» **Goal of the exercise**
Search the records below for the word "unique" and show every line where it occurs.

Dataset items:
________________________________________

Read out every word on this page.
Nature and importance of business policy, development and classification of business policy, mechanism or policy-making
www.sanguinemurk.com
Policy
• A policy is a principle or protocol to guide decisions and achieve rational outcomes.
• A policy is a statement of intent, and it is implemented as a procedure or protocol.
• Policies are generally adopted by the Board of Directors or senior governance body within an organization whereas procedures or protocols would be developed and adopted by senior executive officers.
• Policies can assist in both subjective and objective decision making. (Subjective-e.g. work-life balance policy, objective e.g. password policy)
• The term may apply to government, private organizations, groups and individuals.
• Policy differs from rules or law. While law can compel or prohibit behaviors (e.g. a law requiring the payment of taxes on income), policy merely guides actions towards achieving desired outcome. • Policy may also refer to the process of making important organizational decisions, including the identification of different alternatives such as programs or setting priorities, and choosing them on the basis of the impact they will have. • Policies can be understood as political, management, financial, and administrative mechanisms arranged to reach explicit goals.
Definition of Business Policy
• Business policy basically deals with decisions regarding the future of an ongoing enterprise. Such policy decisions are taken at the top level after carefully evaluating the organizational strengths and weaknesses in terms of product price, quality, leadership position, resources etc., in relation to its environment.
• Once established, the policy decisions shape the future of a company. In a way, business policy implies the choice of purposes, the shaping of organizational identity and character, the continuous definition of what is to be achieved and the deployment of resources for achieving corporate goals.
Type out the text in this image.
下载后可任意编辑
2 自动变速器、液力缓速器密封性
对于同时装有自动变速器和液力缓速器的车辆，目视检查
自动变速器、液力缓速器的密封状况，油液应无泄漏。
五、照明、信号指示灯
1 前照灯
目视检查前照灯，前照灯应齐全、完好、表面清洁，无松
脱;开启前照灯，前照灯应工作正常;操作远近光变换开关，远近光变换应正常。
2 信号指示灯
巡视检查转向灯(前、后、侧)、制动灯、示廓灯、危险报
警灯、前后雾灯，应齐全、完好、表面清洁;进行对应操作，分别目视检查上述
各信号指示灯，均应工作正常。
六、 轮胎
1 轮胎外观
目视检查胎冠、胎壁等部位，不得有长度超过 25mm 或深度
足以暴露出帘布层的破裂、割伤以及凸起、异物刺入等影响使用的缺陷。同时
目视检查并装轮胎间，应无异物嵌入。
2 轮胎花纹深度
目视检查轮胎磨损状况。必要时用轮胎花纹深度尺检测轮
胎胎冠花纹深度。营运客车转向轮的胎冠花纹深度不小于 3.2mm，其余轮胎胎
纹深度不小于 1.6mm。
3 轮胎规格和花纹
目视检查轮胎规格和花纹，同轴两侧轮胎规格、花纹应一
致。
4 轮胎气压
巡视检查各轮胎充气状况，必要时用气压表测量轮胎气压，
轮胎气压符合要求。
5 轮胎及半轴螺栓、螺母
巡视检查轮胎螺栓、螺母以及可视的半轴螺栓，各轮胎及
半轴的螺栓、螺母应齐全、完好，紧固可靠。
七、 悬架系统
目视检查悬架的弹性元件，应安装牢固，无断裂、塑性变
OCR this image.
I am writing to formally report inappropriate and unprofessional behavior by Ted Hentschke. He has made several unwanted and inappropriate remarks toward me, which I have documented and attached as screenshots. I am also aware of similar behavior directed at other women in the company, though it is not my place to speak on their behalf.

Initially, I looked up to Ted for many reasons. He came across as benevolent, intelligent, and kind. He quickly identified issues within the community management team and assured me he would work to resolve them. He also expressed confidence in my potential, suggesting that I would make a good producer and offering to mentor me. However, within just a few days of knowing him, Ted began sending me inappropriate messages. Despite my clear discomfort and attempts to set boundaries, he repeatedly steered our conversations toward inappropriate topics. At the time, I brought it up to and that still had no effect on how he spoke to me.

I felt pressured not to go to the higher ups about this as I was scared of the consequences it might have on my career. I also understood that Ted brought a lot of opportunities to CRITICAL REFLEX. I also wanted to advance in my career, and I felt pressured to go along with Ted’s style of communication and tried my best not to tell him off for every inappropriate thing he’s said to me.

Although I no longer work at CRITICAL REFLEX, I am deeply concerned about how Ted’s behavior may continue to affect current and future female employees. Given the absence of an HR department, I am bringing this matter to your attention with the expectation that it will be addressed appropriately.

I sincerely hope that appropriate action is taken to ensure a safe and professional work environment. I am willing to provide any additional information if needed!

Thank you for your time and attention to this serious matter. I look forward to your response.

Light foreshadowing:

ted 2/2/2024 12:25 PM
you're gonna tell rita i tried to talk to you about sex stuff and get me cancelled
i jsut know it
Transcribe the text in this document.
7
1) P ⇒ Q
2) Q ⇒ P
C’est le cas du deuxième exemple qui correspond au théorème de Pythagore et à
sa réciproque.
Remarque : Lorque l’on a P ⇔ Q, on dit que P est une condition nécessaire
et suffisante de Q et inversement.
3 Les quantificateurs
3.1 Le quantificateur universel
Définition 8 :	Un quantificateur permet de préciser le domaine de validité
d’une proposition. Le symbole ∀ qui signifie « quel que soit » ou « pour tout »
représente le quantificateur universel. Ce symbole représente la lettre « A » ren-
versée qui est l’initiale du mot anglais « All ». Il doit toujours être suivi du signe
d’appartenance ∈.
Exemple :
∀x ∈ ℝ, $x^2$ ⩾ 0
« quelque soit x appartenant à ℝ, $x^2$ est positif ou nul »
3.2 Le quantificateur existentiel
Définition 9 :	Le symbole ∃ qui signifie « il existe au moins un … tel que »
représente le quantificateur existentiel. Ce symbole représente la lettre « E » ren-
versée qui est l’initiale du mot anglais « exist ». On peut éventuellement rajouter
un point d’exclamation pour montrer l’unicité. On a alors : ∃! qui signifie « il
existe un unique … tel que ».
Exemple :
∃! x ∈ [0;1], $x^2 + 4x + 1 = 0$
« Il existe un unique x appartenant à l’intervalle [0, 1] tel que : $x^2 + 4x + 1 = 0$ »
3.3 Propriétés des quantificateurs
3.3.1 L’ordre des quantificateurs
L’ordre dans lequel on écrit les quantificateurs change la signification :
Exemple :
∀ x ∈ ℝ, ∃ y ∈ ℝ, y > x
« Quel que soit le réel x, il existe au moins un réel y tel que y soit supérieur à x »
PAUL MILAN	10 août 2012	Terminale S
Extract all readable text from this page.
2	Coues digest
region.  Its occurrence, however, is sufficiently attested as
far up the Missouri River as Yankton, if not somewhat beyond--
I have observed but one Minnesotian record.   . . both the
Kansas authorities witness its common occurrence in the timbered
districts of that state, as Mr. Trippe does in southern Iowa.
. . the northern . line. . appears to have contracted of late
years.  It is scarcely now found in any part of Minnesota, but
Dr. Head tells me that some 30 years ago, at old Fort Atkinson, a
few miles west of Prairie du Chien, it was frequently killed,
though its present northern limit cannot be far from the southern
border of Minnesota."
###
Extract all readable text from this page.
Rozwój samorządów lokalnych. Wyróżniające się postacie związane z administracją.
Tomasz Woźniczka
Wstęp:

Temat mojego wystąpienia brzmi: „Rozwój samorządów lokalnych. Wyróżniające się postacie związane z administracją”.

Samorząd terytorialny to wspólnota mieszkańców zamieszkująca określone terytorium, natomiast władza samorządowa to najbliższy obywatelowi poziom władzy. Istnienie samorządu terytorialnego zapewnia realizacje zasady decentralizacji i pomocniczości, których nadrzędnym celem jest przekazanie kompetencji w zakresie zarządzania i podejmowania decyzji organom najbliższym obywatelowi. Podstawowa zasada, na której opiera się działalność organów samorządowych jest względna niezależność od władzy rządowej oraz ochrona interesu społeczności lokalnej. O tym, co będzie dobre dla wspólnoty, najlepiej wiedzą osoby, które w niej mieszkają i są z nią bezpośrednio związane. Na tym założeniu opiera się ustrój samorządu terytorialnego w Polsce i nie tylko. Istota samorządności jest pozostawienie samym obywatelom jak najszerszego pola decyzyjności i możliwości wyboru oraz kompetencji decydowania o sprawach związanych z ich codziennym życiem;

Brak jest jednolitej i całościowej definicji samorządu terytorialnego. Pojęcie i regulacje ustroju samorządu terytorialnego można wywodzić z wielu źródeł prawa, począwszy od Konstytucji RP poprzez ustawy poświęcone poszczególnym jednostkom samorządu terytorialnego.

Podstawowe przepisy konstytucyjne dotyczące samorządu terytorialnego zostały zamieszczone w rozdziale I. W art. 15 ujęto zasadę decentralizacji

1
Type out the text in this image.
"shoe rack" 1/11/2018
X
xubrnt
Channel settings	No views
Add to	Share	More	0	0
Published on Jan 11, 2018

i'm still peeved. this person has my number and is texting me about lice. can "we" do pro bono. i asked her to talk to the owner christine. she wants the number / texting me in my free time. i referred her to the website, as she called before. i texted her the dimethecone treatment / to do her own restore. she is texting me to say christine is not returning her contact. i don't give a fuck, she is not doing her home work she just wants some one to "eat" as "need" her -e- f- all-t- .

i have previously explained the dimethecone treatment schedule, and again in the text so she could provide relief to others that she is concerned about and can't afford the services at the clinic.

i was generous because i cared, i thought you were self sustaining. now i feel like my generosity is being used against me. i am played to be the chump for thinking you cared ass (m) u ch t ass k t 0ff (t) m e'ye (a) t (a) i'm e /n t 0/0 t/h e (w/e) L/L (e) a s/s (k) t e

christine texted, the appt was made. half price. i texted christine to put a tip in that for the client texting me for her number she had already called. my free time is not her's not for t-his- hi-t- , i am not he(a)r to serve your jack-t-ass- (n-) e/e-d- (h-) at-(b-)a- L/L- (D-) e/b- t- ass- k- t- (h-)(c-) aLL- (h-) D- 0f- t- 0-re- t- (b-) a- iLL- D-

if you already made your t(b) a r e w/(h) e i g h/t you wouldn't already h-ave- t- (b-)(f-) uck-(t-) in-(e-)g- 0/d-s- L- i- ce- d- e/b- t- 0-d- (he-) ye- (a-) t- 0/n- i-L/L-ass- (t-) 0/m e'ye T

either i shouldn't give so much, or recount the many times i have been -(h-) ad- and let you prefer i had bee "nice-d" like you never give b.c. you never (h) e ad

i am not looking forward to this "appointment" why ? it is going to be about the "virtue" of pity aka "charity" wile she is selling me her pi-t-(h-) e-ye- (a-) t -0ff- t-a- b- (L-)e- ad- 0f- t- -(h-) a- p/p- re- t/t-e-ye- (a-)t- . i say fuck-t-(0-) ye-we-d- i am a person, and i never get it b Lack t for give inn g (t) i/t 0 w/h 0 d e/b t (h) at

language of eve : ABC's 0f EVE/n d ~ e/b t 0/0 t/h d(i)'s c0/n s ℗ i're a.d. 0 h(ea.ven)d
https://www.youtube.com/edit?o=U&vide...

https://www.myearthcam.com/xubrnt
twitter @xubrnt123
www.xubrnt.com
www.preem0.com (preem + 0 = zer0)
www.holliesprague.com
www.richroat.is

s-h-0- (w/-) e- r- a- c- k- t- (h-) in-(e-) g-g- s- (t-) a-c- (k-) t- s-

________________________________________

» **Exercise result**
existe un unique … tel que ».
« Il existe un unique x appartenant à l’intervalle [0, 1] tel que : $x^2 + 4x + 1 = 0$ »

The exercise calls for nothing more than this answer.